EXERCISE
In the discussion below about ASP.NET MVC partial views, why can't the OnActionExecuting method tell whether a controller action returns a partial view, and where does the text suggest checking instead?

I have tested it and it works. However I cannot wonder to ask myself if the partial view rendering is done by AJAX request. Do you have any ideea ?
The IsAjaxRequest tells you if the current request was an AJAX request.
And if I want to know if it is a PartialViewRequest ?
There's no such notion as PartialViewRequest in ASP.NET MVC. Controller actions might return a PartialViewResult for example or a normal ViewResult. If you need to know whether the controller action returns a partial view you cannot do this inside the OnActionExecuting method because this method runs before the controller action has ran. You could do it inside the OnActionExecuted method where you could inspect the concrete type of filterContext.Result. For example if (filterContext.Result is PartialViewResult) { ... }.
I recently had to perform a check to see if the request was a partial result and had onexecuting too, it's possible to determine if it's a partialview, by using the action and the controller from the routedata you can see if they match the requested url since the request.url doesn't change when you perform an action that returns a partial view. However you need to take the routing into account, example: using default routing (controller/action(id)) and calling ~/user the index will not show up in the url.

Source data

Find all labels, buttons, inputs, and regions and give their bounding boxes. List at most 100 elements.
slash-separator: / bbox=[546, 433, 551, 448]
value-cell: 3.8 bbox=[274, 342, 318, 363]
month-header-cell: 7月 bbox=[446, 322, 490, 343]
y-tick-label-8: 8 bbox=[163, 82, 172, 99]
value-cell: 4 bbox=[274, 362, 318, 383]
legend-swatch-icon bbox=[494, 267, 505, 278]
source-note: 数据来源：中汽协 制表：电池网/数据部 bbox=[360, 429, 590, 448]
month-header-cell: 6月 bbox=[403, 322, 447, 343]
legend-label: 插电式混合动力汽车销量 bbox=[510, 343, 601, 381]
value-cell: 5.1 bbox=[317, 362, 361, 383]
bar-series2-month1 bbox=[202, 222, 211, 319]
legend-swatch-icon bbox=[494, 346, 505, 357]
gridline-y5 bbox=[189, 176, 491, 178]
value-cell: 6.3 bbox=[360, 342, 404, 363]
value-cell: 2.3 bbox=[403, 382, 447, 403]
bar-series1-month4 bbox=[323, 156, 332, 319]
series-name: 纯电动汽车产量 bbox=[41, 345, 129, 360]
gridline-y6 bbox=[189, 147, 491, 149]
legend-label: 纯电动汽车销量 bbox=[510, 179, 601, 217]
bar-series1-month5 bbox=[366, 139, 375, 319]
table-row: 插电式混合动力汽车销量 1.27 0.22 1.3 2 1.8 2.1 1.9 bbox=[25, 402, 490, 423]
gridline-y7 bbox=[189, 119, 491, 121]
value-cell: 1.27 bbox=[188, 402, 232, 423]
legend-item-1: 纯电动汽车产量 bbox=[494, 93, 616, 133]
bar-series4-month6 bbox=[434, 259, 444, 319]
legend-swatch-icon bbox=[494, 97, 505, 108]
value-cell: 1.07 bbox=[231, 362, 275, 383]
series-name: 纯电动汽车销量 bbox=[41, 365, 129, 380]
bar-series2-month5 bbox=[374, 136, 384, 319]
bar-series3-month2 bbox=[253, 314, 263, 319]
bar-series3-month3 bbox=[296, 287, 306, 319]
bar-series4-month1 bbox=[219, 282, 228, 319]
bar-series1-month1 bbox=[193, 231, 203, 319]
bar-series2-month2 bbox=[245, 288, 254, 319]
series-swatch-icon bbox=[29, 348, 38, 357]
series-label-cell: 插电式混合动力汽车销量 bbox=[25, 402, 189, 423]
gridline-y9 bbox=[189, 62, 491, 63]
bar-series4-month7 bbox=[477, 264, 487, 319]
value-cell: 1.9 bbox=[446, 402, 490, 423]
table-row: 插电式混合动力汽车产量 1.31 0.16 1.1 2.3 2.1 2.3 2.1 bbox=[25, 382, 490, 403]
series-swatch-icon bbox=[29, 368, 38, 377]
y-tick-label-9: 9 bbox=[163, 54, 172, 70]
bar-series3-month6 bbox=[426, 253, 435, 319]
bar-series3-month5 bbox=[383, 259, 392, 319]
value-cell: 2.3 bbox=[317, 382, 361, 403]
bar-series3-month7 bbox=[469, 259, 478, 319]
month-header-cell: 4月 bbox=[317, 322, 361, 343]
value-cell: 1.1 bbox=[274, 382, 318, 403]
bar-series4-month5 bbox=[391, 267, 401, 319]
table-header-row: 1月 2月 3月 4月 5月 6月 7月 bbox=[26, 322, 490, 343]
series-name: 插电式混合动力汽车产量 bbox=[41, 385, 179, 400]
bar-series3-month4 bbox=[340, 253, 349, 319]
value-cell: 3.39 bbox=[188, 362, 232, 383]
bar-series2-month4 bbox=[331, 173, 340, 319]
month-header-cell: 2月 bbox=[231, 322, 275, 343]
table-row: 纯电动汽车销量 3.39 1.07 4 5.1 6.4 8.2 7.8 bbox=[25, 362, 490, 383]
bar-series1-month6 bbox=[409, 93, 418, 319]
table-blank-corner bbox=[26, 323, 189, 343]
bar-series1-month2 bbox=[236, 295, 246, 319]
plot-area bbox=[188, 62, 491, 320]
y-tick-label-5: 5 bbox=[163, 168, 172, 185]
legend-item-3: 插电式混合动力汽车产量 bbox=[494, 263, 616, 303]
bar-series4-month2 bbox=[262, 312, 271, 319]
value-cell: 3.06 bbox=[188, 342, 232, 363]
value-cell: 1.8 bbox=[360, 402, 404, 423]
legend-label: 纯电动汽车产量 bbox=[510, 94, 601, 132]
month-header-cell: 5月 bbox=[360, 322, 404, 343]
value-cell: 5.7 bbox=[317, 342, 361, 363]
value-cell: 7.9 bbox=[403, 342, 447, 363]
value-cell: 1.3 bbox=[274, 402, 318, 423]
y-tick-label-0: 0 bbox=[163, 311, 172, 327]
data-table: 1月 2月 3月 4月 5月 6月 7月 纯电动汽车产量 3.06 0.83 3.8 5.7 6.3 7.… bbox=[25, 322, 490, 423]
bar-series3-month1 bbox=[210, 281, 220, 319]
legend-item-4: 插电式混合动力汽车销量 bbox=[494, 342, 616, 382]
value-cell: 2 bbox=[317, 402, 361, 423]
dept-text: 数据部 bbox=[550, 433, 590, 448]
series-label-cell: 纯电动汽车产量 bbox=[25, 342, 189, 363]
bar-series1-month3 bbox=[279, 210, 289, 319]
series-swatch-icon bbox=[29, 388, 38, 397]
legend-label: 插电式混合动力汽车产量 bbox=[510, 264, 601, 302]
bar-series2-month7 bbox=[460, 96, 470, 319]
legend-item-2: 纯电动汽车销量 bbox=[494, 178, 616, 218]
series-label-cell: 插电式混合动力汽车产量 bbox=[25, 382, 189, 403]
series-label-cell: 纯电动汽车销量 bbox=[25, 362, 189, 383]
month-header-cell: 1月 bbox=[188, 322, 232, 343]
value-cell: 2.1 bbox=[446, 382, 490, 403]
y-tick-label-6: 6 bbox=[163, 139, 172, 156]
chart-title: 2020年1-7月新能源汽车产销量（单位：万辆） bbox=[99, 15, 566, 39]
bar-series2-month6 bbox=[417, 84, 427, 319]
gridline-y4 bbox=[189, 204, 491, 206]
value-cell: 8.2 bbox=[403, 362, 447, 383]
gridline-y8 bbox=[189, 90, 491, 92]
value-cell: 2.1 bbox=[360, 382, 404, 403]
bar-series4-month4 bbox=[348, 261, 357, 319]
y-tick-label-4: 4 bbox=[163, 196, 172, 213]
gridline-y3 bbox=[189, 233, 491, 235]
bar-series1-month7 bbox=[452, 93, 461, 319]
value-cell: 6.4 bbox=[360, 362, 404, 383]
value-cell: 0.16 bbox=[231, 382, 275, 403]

RESULT OF THIS TASK
OnActionExecuting runs before the controller action has run, so the action's result isn't available yet. The text suggests checking in the OnActionExecuted method instead, by inspecting the concrete type of filterContext.Result, for example with `if (filterContext.Result is PartialViewResult)`.